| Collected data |
---

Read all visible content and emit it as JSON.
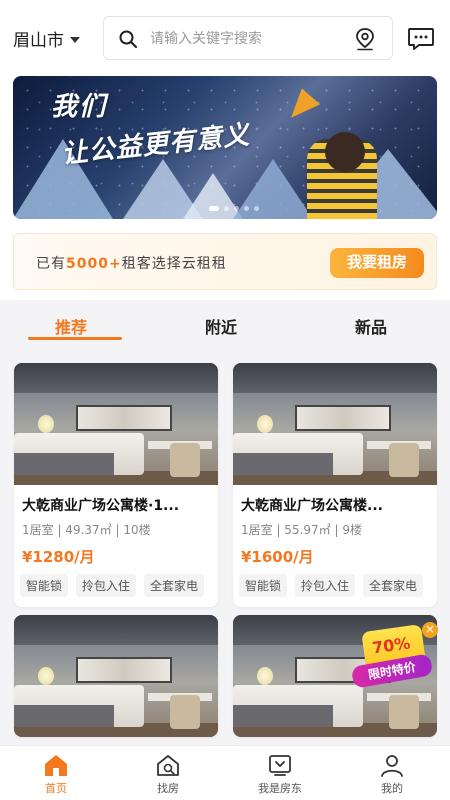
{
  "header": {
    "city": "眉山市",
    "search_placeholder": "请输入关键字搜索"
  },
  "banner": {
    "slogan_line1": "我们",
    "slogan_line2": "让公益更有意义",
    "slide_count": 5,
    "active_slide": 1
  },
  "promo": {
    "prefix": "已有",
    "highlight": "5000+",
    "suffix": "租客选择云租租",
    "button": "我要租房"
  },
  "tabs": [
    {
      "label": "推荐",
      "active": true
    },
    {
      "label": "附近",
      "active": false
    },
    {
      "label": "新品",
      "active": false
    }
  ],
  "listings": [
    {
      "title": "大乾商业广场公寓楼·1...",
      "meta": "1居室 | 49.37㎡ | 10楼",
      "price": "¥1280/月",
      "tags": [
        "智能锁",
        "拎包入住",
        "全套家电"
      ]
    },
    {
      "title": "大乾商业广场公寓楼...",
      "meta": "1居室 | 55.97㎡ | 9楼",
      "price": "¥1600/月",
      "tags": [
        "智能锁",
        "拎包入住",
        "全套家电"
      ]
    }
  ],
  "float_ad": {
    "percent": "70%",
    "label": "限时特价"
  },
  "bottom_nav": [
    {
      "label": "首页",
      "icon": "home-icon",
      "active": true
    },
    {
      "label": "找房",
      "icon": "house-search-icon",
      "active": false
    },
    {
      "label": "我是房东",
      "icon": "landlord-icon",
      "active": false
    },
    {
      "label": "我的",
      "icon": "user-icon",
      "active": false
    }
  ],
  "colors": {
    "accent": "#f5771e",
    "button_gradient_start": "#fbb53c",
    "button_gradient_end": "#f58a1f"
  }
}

---

| Work required |
Quote the material in full and exactly; do not carry over its pictures.

| Written response |
Read all visible content and emit it as JSON.
{
  "header": {
    "city": "眉山市",
    "search_placeholder": "请输入关键字搜索"
  },
  "banner": {
    "slogan_line1": "我们",
    "slogan_line2": "让公益更有意义",
    "slide_count": 5,
    "active_slide": 1
  },
  "promo": {
    "prefix": "已有",
    "highlight": "5000+",
    "suffix": "租客选择云租租",
    "button": "我要租房"
  },
  "tabs": [
    {
      "label": "推荐",
      "active": true
    },
    {
      "label": "附近",
      "active": false
    },
    {
      "label": "新品",
      "active": false
    }
  ],
  "listings": [
    {
      "title": "大乾商业广场公寓楼·1...",
      "meta": "1居室 | 49.37㎡ | 10楼",
      "price": "¥1280/月",
      "tags": [
        "智能锁",
        "拎包入住",
        "全套家电"
      ]
    },
    {
      "title": "大乾商业广场公寓楼...",
      "meta": "1居室 | 55.97㎡ | 9楼",
      "price": "¥1600/月",
      "tags": [
        "智能锁",
        "拎包入住",
        "全套家电"
      ]
    }
  ],
  "float_ad": {
    "percent": "70%",
    "label": "限时特价"
  },
  "bottom_nav": [
    {
      "label": "首页",
      "icon": "home-icon",
      "active": true
    },
    {
      "label": "找房",
      "icon": "house-search-icon",
      "active": false
    },
    {
      "label": "我是房东",
      "icon": "landlord-icon",
      "active": false
    },
    {
      "label": "我的",
      "icon": "user-icon",
      "active": false
    }
  ],
  "colors": {
    "accent": "#f5771e",
    "button_gradient_start": "#fbb53c",
    "button_gradient_end": "#f58a1f"
  }
}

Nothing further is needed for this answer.